* Exercise details *
Note each line where "JSON" appears, and copy it.

* Data shown *
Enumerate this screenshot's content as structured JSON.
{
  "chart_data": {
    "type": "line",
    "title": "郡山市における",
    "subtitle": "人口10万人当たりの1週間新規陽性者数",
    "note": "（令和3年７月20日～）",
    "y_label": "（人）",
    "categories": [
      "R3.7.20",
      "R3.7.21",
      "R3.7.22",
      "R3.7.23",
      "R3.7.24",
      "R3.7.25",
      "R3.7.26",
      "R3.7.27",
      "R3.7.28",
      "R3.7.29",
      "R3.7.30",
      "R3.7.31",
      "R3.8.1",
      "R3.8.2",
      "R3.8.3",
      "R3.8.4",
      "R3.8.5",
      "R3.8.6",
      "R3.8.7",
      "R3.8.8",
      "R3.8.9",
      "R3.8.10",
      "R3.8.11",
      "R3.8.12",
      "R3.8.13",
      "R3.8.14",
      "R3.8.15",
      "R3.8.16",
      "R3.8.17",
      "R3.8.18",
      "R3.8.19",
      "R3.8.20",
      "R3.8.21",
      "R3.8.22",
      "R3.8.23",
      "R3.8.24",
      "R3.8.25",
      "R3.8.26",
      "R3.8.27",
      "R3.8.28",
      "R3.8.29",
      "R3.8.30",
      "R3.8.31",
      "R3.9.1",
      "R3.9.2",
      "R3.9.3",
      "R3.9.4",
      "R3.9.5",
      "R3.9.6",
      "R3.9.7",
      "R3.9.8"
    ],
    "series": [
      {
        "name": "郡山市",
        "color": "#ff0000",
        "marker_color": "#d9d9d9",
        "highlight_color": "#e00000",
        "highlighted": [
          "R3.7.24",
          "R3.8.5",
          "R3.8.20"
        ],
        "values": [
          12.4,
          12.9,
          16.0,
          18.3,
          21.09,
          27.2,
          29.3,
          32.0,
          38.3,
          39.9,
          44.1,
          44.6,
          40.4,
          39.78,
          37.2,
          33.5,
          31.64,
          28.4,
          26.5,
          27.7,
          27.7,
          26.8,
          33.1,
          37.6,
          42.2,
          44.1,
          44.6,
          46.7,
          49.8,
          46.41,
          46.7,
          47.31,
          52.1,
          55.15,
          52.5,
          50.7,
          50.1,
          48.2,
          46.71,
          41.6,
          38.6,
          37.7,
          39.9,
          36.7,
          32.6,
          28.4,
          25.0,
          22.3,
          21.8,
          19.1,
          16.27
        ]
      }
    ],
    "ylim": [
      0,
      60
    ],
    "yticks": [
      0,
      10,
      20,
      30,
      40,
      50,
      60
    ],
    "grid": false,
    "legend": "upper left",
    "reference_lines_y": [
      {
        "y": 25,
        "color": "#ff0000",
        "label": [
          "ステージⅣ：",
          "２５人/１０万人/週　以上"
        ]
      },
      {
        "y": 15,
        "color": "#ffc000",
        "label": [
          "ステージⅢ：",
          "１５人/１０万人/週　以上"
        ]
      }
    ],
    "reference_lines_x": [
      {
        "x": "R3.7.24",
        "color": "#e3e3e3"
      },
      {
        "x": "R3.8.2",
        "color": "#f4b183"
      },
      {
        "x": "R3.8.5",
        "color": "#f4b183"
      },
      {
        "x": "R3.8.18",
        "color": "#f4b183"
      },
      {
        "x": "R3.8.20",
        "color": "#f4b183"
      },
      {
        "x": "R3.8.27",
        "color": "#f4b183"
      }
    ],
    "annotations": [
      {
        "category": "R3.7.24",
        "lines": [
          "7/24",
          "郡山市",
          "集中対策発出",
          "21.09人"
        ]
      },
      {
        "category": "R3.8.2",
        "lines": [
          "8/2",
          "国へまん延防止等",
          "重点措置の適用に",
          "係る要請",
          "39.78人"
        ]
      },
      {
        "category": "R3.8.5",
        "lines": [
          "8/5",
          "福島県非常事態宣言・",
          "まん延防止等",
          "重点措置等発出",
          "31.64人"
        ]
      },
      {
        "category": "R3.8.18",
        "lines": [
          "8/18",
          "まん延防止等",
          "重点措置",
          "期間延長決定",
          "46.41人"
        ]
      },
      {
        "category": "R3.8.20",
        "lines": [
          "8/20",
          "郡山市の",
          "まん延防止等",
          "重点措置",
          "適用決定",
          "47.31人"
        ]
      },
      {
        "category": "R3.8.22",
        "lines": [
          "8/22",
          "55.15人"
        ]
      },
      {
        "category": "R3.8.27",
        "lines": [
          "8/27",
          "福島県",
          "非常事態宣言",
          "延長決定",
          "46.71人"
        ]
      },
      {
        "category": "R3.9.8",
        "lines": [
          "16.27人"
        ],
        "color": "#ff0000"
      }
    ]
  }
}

...

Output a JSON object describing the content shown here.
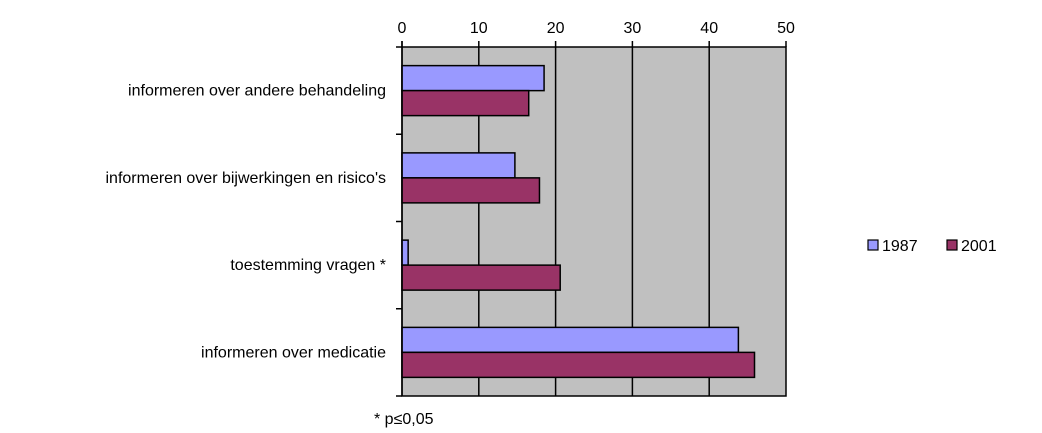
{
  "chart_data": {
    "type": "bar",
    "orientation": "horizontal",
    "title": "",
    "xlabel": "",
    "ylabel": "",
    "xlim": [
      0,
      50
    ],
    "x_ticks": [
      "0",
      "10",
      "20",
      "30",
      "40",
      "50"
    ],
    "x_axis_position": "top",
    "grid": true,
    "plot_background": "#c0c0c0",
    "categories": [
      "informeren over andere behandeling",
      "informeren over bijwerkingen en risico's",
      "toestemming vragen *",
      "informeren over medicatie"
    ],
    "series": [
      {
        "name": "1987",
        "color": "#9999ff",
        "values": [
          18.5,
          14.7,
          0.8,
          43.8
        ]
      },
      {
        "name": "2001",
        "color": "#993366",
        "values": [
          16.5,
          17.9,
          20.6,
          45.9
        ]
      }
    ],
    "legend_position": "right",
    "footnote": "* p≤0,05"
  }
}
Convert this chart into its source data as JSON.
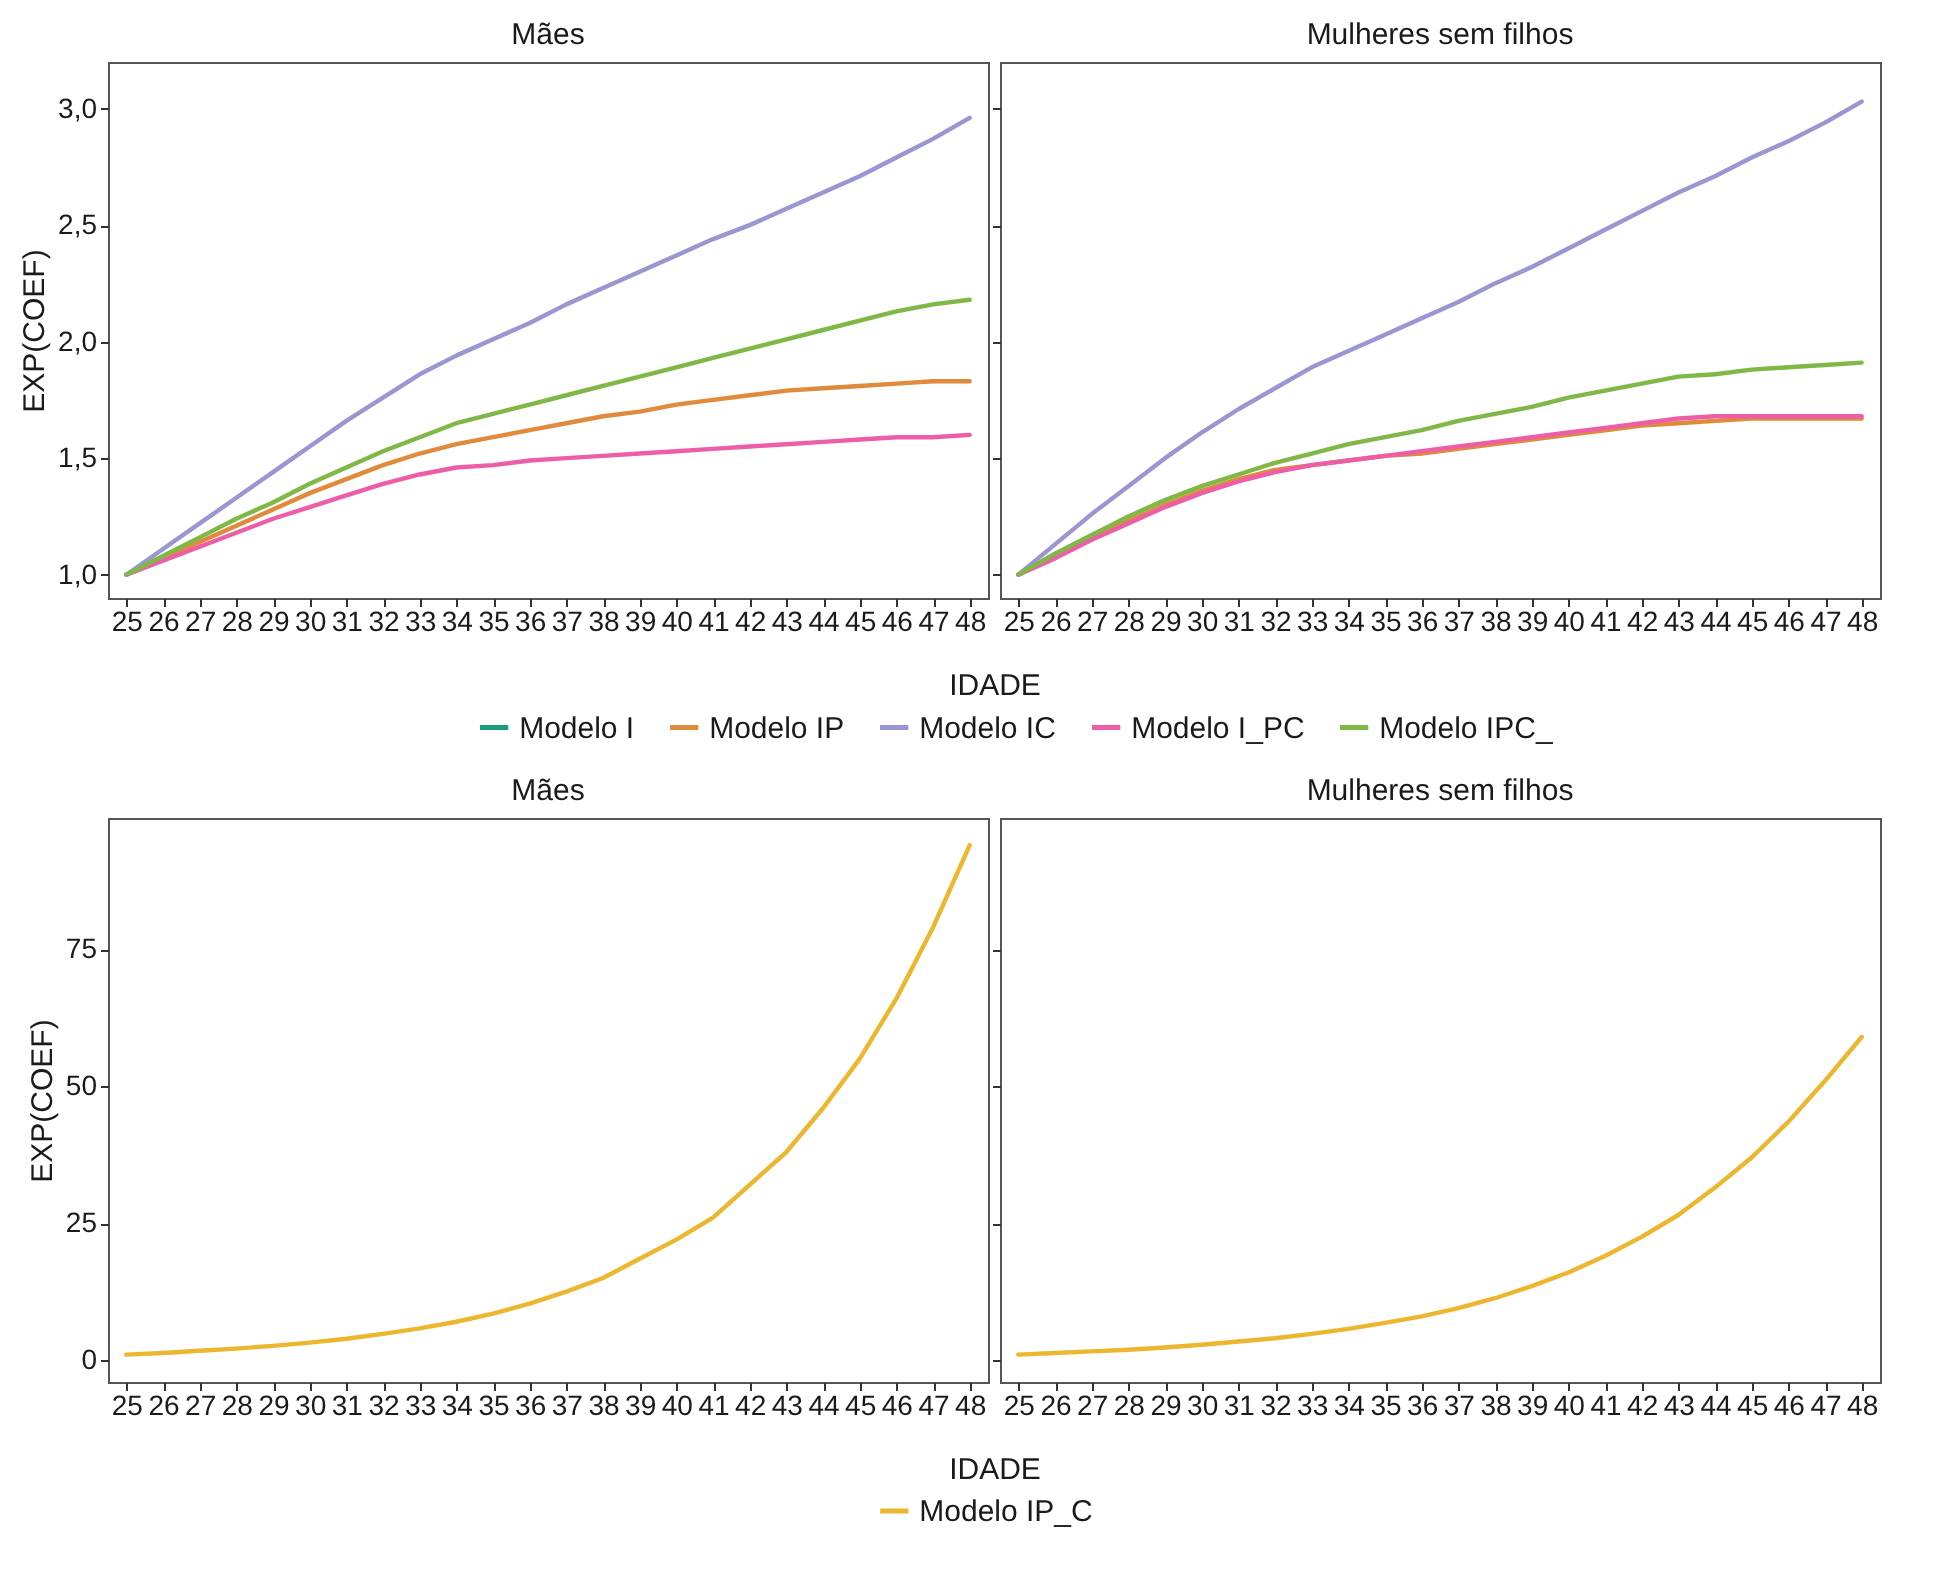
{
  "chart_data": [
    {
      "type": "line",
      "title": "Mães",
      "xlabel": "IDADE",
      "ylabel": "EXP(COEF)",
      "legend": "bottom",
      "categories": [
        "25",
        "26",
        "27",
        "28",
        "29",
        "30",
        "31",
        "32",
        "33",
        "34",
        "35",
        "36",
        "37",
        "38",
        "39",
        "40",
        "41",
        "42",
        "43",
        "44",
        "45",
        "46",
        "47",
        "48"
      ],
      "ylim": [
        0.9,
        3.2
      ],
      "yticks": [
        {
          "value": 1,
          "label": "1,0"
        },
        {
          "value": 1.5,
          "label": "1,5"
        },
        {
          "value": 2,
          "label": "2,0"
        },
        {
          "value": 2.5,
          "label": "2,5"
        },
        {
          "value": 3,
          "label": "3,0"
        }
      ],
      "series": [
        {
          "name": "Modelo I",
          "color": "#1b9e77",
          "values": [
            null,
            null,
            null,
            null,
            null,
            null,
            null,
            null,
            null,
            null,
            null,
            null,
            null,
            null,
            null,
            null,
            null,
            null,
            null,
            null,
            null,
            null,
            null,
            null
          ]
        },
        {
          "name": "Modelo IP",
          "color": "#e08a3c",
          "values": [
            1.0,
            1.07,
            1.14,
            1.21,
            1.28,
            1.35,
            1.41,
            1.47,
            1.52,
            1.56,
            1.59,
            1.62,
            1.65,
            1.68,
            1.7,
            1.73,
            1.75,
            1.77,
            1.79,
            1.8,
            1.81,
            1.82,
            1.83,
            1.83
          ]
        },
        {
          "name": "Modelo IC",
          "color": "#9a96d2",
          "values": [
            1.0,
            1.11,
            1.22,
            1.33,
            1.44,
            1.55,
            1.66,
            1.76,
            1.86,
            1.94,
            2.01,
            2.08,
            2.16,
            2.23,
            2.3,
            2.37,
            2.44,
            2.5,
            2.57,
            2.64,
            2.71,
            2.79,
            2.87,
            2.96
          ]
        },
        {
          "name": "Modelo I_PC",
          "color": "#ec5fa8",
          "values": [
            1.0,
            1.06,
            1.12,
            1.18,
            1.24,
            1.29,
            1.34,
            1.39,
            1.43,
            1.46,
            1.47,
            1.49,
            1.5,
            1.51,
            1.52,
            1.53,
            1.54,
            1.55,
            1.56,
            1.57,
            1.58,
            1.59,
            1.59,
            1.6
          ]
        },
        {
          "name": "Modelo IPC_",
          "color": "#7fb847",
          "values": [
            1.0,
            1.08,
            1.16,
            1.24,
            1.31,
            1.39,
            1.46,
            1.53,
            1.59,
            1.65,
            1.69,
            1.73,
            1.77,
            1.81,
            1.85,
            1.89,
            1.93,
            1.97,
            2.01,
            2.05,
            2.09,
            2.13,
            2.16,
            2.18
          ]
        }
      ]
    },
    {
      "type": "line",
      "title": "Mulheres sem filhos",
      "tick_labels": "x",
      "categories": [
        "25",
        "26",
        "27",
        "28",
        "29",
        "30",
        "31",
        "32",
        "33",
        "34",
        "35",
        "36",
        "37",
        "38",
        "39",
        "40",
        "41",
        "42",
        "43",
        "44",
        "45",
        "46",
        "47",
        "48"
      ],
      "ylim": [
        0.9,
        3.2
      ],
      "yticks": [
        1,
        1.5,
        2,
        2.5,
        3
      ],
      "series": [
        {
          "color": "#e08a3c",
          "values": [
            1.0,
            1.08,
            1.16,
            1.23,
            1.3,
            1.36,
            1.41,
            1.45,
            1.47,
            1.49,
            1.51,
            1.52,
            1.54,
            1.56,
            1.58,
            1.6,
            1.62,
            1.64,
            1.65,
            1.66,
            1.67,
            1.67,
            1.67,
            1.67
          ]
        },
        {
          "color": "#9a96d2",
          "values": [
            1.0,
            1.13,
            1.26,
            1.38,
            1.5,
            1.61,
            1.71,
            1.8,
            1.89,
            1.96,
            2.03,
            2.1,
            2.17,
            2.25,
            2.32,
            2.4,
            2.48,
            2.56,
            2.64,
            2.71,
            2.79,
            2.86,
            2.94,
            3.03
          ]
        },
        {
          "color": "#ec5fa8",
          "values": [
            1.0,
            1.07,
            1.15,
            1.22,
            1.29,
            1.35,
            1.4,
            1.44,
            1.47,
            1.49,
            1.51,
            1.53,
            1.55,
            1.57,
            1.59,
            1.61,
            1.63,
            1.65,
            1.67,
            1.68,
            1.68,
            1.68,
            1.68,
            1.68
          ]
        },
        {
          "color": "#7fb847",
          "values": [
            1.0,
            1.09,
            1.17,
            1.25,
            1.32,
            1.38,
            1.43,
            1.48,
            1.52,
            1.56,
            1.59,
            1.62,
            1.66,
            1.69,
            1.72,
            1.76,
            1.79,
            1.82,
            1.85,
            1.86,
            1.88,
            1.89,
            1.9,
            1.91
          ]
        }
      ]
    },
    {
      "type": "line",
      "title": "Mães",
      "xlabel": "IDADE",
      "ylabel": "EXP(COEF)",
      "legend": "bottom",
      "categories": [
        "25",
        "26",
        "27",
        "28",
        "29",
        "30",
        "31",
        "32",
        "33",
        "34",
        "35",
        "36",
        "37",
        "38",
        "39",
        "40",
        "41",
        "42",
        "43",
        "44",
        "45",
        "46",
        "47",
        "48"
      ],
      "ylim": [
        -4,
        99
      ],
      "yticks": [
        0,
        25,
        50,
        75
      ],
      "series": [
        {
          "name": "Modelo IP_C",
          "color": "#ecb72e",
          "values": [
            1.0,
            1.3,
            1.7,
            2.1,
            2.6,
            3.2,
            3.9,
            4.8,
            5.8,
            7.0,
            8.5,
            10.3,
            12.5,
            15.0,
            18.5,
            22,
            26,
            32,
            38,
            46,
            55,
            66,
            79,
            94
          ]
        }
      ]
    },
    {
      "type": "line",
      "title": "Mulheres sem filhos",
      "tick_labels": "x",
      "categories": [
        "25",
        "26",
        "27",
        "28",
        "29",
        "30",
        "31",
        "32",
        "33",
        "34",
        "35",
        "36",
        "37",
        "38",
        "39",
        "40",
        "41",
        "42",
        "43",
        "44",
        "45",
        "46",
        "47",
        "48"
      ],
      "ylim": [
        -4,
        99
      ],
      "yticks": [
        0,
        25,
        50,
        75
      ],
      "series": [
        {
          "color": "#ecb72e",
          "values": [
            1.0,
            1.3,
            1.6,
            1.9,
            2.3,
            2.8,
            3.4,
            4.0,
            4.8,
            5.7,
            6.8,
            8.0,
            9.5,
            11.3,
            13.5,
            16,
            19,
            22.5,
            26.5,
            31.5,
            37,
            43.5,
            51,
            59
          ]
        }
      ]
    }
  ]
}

* Worked solution *
Enumerate this screenshot's content as structured JSON.
Output a JSON object describing the content shown here.
Convert this chart into its source data as JSON.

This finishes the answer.